- _TASK TO COMPLETE_: Write out the material below again, unchanged.

--- start RECORD EXCERPTS ---

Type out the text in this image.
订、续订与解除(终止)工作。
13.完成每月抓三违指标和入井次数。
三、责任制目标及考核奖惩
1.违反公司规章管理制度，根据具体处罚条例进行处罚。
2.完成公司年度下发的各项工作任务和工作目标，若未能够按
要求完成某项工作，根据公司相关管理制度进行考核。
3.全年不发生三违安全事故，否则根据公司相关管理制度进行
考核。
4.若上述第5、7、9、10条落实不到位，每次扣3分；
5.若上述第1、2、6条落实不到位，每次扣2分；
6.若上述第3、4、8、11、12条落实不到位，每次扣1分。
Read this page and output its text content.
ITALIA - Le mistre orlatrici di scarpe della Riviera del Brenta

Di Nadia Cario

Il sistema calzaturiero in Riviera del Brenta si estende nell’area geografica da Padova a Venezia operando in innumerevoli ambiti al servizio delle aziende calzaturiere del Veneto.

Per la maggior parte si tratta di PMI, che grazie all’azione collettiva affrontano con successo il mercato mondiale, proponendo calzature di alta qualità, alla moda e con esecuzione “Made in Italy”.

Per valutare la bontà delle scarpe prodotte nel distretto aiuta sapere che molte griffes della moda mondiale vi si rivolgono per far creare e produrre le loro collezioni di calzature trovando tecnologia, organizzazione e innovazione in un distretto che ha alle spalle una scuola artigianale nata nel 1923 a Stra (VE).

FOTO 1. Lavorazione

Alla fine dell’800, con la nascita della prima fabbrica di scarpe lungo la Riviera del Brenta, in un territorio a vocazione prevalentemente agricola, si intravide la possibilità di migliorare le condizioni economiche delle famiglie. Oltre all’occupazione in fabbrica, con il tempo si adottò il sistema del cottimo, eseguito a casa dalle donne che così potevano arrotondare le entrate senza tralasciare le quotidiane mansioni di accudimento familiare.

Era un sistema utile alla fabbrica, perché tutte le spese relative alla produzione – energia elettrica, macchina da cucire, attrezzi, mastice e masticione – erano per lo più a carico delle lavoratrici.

--- end RECORD EXCERPTS ---

- _ANSWER FOR THIS EXERCISE_:
Type out the text in this image.
订、续订与解除(终止)工作。
13.完成每月抓三违指标和入井次数。
三、责任制目标及考核奖惩
1.违反公司规章管理制度，根据具体处罚条例进行处罚。
2.完成公司年度下发的各项工作任务和工作目标，若未能够按
要求完成某项工作，根据公司相关管理制度进行考核。
3.全年不发生三违安全事故，否则根据公司相关管理制度进行
考核。
4.若上述第5、7、9、10条落实不到位，每次扣3分；
5.若上述第1、2、6条落实不到位，每次扣2分；
6.若上述第3、4、8、11、12条落实不到位，每次扣1分。
Read this page and output its text content.
ITALIA - Le mistre orlatrici di scarpe della Riviera del Brenta

Di Nadia Cario

Il sistema calzaturiero in Riviera del Brenta si estende nell’area geografica da Padova a Venezia operando in innumerevoli ambiti al servizio delle aziende calzaturiere del Veneto.

Per la maggior parte si tratta di PMI, che grazie all’azione collettiva affrontano con successo il mercato mondiale, proponendo calzature di alta qualità, alla moda e con esecuzione “Made in Italy”.

Per valutare la bontà delle scarpe prodotte nel distretto aiuta sapere che molte griffes della moda mondiale vi si rivolgono per far creare e produrre le loro collezioni di calzature trovando tecnologia, organizzazione e innovazione in un distretto che ha alle spalle una scuola artigianale nata nel 1923 a Stra (VE).

FOTO 1. Lavorazione

Alla fine dell’800, con la nascita della prima fabbrica di scarpe lungo la Riviera del Brenta, in un territorio a vocazione prevalentemente agricola, si intravide la possibilità di migliorare le condizioni economiche delle famiglie. Oltre all’occupazione in fabbrica, con il tempo si adottò il sistema del cottimo, eseguito a casa dalle donne che così potevano arrotondare le entrate senza tralasciare le quotidiane mansioni di accudimento familiare.

Era un sistema utile alla fabbrica, perché tutte le spese relative alla produzione – energia elettrica, macchina da cucire, attrezzi, mastice e masticione – erano per lo più a carico delle lavoratrici.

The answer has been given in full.